* begin RECORDS FOR PROCESSING *

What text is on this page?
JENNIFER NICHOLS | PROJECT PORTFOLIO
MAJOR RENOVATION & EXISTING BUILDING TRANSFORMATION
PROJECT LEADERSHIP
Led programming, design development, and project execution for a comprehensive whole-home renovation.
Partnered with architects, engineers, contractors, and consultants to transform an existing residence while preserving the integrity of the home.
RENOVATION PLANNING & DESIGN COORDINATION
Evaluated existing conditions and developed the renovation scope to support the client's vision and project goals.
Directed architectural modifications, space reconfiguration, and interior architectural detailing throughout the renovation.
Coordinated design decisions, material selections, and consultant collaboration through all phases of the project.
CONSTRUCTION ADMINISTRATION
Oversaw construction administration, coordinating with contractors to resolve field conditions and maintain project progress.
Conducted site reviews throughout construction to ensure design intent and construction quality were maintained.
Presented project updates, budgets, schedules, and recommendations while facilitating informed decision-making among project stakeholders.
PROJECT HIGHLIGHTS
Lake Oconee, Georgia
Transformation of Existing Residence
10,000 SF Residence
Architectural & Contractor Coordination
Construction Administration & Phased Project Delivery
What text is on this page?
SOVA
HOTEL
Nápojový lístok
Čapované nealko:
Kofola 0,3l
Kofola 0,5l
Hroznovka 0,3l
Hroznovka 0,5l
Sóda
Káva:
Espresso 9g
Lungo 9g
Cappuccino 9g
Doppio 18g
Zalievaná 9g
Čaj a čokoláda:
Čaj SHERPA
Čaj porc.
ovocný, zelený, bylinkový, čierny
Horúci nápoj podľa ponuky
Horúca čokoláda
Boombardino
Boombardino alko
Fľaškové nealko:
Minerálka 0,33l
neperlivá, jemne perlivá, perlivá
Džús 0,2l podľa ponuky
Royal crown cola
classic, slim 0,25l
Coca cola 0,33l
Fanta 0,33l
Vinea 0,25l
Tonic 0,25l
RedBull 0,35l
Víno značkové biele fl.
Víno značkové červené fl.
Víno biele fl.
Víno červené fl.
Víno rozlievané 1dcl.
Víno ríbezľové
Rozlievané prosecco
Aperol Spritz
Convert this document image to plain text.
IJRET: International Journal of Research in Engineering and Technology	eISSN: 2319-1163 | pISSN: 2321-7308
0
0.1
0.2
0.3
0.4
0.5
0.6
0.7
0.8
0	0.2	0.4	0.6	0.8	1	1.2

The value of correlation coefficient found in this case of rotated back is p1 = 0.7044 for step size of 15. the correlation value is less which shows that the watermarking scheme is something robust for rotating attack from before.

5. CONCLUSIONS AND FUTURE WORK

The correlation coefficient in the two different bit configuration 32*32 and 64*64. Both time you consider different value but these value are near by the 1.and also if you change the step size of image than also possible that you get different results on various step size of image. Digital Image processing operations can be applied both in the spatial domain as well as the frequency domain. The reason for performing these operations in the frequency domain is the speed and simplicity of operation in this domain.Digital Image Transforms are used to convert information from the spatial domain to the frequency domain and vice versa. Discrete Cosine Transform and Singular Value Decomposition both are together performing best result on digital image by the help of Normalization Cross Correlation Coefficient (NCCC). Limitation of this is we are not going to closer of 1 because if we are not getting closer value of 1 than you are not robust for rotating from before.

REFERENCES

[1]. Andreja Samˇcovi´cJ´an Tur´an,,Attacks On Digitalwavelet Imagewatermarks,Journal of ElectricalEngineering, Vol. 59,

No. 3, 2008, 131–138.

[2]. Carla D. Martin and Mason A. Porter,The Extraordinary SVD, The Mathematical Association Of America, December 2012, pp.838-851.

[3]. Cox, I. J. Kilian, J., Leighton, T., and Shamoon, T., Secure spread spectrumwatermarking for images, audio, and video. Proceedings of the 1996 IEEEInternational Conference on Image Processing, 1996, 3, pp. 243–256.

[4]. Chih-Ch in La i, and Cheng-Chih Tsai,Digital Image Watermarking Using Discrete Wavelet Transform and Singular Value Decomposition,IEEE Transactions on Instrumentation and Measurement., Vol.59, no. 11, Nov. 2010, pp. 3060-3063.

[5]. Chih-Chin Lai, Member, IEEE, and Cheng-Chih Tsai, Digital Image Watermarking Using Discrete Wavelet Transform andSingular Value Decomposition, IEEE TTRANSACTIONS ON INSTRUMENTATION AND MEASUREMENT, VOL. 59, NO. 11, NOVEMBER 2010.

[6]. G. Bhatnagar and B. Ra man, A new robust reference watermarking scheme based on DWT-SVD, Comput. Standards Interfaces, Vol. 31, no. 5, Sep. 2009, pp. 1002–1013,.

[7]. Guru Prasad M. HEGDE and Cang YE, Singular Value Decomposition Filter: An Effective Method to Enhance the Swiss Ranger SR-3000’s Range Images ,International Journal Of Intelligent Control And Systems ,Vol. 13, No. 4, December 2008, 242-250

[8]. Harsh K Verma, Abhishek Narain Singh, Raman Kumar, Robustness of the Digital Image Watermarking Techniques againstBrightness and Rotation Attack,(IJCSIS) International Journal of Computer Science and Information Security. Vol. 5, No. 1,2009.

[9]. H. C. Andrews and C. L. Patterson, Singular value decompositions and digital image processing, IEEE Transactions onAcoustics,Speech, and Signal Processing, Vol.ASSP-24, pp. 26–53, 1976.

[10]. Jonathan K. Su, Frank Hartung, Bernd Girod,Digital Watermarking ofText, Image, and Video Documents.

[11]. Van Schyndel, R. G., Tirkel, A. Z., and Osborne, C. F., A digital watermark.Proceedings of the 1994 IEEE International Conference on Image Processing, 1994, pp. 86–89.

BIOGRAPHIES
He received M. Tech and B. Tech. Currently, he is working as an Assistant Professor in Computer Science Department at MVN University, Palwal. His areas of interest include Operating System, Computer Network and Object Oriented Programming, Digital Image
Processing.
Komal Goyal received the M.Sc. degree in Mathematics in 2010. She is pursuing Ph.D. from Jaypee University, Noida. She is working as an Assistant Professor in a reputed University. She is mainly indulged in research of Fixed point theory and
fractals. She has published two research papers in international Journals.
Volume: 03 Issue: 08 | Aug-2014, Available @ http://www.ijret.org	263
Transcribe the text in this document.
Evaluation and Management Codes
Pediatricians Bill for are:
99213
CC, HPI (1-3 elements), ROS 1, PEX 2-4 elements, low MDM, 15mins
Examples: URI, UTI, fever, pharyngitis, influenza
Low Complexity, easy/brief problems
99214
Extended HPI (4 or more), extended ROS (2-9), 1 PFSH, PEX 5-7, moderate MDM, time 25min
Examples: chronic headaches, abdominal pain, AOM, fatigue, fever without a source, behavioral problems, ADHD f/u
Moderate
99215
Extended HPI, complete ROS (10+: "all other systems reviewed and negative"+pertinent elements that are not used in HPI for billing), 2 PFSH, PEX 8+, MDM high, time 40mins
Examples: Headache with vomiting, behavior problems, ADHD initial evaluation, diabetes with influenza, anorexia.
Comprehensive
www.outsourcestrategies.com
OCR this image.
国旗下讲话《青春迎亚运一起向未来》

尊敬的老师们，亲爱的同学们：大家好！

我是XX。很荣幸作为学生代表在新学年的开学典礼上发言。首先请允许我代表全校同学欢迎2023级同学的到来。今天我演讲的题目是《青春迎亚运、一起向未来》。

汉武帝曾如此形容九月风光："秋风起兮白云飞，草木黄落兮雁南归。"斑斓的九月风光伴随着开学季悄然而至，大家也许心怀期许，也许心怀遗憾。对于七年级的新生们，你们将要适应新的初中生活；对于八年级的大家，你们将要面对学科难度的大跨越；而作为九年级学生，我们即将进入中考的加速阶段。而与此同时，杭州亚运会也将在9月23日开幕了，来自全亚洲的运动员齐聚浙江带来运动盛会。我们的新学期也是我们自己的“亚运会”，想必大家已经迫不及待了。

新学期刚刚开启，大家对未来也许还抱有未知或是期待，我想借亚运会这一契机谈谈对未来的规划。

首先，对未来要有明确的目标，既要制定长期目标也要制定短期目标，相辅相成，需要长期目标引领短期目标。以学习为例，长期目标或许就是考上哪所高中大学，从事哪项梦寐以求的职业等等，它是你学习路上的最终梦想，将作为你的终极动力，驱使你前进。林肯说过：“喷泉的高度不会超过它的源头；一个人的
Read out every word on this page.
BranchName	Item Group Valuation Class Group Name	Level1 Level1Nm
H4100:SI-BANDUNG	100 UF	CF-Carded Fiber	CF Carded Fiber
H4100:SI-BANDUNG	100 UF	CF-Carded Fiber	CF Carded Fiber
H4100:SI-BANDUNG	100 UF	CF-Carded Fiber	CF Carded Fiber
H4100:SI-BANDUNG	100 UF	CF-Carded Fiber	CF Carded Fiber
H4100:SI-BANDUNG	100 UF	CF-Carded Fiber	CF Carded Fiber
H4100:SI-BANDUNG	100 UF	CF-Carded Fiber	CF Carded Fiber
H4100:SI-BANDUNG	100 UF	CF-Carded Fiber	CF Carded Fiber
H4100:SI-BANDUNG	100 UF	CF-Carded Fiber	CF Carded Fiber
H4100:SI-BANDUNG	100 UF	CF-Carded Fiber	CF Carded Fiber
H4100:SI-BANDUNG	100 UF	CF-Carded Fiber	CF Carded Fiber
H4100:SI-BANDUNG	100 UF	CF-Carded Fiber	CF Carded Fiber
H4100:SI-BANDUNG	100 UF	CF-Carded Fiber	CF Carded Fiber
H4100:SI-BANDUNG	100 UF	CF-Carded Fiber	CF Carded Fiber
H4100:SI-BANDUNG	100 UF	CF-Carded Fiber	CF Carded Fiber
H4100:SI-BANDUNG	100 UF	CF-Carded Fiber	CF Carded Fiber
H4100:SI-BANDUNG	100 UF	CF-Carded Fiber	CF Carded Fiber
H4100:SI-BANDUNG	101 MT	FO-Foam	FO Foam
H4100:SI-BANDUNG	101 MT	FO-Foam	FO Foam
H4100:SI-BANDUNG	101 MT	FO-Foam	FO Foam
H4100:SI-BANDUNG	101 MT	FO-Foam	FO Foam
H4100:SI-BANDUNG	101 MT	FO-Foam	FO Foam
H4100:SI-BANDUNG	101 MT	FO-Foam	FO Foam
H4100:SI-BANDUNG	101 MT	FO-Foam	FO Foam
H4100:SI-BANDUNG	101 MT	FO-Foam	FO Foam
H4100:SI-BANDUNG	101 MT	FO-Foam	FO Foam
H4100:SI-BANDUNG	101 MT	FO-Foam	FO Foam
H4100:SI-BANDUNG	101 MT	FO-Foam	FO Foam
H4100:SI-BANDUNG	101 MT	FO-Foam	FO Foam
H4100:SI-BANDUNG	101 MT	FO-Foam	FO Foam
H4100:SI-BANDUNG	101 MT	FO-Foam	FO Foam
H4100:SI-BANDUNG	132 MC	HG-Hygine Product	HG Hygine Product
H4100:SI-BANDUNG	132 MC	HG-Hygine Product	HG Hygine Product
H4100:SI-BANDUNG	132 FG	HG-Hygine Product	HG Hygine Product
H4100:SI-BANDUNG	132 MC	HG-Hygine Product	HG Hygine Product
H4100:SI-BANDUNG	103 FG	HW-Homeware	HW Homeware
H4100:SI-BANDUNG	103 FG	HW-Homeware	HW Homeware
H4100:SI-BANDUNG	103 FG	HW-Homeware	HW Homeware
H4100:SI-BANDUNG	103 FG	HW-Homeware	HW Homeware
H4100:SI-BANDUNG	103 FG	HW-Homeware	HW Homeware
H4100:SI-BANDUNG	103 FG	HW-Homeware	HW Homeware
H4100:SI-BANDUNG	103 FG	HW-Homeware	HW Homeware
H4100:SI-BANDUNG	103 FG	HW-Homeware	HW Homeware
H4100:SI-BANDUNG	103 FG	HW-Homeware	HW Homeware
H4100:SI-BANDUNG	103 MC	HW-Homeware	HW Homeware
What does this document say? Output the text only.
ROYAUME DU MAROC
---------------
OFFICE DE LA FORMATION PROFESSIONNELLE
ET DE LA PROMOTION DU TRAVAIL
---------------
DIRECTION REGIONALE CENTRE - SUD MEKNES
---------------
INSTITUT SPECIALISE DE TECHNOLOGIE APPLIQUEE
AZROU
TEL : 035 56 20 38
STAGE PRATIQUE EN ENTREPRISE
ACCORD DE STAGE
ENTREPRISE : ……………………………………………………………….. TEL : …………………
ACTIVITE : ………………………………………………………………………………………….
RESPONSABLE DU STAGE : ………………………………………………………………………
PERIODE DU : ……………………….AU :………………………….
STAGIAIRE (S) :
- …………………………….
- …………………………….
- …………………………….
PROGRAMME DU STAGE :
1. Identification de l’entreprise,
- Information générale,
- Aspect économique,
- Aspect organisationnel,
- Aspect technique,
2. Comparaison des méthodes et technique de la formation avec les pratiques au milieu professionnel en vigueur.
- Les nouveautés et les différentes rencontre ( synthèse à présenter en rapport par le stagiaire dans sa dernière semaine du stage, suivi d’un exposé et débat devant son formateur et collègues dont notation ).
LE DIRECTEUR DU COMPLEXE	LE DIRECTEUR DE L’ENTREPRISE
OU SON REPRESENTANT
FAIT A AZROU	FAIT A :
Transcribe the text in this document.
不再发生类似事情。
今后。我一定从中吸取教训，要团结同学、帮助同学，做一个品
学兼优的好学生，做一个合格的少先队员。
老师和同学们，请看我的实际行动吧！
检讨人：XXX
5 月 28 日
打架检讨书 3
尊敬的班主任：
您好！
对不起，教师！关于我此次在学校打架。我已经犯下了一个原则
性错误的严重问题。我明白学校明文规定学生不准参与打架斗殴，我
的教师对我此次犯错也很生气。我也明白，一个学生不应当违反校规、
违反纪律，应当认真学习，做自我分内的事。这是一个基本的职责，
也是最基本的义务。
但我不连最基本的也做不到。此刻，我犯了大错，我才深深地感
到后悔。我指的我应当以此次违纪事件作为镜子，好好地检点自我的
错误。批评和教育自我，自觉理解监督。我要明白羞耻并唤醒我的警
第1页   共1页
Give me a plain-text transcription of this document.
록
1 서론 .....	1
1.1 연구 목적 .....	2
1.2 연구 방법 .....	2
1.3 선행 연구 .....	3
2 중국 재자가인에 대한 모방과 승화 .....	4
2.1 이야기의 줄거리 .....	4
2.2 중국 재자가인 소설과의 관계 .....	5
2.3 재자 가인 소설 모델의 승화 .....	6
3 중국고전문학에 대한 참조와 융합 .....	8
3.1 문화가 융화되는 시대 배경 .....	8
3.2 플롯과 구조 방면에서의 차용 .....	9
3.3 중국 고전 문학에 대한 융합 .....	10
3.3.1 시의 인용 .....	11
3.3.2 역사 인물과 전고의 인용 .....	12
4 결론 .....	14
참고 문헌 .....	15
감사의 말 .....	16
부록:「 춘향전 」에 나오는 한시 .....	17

* end RECORDS FOR PROCESSING *

TASK OBJECTIVE - Check all the records above and select each line where the string "Proceedings" is found.

FINISHED ANSWER -
[3]. Cox, I. J. Kilian, J., Leighton, T., and Shamoon, T., Secure spread spectrumwatermarking for images, audio, and video. Proceedings of the 1996 IEEEInternational Conference on Image Processing, 1996, 3, pp. 243–256.
[11]. Van Schyndel, R. G., Tirkel, A. Z., and Osborne, C. F., A digital watermark.Proceedings of the 1994 IEEE International Conference on Image Processing, 1994, pp. 86–89.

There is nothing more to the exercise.